WHAT THE TASK ASKS:
Work out the number of lines containing "offset". Answer with nothing but that number.

------------------------------------------------------------

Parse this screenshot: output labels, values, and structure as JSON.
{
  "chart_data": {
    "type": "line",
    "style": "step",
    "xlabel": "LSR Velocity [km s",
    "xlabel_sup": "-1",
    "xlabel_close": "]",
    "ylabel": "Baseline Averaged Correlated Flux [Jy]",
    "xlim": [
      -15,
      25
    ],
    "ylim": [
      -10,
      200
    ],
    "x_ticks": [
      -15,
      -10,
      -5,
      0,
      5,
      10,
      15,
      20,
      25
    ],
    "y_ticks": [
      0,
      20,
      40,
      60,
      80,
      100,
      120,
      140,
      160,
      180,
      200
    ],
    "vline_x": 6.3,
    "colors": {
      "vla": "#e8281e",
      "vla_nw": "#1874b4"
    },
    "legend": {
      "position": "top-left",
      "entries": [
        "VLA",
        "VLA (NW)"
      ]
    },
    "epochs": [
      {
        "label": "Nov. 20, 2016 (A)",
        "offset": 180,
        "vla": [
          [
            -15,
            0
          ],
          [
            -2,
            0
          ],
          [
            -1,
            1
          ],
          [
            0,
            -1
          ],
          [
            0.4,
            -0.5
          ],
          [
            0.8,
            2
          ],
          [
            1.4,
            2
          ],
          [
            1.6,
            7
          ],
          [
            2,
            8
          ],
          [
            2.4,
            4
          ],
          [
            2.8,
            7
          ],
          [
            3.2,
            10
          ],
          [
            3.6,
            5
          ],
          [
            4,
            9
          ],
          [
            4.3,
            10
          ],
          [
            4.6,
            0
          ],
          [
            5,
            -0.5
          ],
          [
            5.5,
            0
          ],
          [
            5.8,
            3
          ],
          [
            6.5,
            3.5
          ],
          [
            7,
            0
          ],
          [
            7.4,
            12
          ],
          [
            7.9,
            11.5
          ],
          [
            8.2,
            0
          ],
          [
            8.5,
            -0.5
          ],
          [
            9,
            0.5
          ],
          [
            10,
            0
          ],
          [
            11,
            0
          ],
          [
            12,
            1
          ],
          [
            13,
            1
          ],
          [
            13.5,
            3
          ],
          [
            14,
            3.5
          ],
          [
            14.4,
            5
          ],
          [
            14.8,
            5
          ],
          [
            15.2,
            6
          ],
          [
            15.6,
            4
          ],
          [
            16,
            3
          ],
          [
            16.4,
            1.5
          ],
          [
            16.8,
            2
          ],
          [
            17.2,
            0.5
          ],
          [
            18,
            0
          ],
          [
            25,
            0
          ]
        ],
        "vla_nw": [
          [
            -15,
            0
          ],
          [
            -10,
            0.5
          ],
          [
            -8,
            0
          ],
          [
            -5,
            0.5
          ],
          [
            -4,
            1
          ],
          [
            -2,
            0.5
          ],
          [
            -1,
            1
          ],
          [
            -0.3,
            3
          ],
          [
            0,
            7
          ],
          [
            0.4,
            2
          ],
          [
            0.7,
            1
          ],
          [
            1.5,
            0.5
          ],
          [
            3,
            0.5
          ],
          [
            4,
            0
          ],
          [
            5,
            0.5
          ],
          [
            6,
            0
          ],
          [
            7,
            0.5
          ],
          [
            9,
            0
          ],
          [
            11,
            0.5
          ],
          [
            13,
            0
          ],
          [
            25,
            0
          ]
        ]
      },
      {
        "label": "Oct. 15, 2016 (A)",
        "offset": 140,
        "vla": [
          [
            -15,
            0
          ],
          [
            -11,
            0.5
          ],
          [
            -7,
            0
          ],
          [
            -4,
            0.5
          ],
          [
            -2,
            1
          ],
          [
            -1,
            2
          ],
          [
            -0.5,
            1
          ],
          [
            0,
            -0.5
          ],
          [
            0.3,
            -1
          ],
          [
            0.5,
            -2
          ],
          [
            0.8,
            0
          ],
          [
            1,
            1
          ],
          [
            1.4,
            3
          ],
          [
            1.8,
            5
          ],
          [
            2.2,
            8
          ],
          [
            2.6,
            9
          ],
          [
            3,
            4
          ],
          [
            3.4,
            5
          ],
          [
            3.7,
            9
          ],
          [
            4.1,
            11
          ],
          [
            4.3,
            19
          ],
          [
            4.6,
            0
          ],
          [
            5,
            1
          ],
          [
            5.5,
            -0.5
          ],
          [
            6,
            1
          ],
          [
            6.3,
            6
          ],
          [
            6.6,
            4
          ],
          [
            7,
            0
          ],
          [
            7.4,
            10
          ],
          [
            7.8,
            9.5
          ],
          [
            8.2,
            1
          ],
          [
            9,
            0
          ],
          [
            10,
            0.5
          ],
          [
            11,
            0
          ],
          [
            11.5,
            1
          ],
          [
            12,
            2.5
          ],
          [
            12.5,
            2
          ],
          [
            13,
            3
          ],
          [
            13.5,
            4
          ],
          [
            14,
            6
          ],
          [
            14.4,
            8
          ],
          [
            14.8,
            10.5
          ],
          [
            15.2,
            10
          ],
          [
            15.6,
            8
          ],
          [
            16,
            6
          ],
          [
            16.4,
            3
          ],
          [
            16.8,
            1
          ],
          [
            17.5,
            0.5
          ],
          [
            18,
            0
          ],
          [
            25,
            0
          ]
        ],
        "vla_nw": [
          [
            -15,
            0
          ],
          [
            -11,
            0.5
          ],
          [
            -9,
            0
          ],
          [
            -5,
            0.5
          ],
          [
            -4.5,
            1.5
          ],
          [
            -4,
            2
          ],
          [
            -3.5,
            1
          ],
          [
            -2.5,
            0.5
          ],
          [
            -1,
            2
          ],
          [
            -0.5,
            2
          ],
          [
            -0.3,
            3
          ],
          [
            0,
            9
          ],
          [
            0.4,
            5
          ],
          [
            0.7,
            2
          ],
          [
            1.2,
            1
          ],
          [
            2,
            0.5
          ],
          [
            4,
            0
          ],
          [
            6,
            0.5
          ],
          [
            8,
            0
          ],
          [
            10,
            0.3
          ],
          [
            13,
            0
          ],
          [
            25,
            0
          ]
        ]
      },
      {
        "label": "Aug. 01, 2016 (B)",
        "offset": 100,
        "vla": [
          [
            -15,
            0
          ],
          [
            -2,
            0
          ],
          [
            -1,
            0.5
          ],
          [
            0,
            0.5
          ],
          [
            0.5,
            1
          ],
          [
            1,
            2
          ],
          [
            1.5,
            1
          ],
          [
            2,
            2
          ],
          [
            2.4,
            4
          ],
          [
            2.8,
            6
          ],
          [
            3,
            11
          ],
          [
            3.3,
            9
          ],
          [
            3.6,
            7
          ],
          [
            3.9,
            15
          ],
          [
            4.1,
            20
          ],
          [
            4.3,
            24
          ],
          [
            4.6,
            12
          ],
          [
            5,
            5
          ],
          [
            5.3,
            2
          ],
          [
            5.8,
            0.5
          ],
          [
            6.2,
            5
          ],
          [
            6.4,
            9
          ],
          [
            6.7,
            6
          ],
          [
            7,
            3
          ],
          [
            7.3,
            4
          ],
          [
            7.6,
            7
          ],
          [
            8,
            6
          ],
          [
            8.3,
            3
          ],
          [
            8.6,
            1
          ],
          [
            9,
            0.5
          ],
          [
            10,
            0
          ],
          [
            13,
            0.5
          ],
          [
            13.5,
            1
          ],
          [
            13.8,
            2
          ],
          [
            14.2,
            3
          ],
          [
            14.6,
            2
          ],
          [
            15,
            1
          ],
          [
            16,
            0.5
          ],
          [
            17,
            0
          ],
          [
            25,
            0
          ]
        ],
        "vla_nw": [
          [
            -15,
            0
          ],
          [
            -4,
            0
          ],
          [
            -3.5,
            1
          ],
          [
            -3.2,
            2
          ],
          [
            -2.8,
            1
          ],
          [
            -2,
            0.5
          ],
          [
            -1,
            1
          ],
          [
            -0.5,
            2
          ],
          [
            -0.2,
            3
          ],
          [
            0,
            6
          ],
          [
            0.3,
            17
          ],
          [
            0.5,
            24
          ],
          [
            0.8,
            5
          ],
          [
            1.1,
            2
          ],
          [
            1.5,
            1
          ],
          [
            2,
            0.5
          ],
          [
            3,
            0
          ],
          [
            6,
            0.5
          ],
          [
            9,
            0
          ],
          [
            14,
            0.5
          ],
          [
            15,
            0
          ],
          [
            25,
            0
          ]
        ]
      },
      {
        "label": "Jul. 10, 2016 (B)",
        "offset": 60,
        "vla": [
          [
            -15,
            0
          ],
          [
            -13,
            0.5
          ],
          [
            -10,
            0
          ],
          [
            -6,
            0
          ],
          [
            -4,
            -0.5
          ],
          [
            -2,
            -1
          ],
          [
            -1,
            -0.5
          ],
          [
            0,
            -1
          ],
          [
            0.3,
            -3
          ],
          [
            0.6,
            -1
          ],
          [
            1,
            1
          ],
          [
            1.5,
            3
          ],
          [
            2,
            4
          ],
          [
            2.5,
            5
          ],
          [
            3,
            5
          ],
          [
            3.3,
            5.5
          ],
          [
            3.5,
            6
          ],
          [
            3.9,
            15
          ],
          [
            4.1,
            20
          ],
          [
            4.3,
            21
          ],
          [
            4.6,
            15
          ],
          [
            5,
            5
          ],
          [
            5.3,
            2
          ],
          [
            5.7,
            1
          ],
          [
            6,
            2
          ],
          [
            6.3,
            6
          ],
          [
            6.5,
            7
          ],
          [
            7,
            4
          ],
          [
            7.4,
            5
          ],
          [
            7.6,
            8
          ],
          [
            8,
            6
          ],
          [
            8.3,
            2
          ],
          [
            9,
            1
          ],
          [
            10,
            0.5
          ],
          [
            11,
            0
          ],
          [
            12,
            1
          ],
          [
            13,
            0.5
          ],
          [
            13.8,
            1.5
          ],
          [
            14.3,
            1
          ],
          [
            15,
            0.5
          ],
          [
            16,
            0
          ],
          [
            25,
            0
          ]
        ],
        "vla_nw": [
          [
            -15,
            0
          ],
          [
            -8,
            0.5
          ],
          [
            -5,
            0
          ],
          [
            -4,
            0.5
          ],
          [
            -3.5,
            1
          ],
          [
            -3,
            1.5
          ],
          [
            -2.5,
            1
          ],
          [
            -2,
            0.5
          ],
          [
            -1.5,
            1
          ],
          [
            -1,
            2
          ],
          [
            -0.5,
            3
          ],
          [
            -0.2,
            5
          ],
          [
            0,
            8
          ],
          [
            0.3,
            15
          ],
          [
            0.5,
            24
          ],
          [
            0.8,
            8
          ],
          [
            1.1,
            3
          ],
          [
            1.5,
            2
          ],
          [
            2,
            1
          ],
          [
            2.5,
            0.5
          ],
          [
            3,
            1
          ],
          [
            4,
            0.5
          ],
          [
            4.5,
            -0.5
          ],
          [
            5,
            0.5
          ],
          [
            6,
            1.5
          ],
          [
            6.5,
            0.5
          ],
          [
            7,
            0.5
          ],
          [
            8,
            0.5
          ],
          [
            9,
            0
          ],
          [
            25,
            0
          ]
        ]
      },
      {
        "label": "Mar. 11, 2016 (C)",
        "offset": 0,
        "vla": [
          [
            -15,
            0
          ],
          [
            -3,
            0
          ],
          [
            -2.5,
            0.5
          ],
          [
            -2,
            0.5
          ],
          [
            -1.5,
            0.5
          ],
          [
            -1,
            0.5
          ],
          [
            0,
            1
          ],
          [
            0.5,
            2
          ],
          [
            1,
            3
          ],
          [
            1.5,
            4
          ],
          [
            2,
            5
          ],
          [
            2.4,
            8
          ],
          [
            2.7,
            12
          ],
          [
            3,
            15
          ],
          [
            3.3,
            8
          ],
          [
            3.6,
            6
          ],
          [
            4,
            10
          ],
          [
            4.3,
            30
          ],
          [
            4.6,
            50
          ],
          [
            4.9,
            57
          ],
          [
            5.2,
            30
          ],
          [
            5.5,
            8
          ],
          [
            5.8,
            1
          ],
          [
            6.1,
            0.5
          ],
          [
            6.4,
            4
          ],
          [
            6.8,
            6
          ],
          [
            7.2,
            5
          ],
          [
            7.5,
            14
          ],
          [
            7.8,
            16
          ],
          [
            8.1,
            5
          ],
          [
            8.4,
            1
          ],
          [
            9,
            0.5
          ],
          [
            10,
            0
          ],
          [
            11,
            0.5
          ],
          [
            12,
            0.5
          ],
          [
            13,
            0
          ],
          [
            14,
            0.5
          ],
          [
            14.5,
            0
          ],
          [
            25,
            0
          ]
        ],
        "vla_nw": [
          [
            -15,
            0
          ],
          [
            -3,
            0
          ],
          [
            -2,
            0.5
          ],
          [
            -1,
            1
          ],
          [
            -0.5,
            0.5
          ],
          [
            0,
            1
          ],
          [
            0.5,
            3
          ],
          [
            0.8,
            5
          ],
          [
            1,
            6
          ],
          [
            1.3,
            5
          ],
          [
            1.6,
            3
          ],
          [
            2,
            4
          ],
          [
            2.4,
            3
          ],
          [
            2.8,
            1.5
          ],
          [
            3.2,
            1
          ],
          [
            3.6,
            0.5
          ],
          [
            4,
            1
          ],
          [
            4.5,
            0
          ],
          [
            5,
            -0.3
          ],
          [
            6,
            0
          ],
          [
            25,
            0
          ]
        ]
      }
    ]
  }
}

------------------------------------------------------------

WORKED ANSWER:
5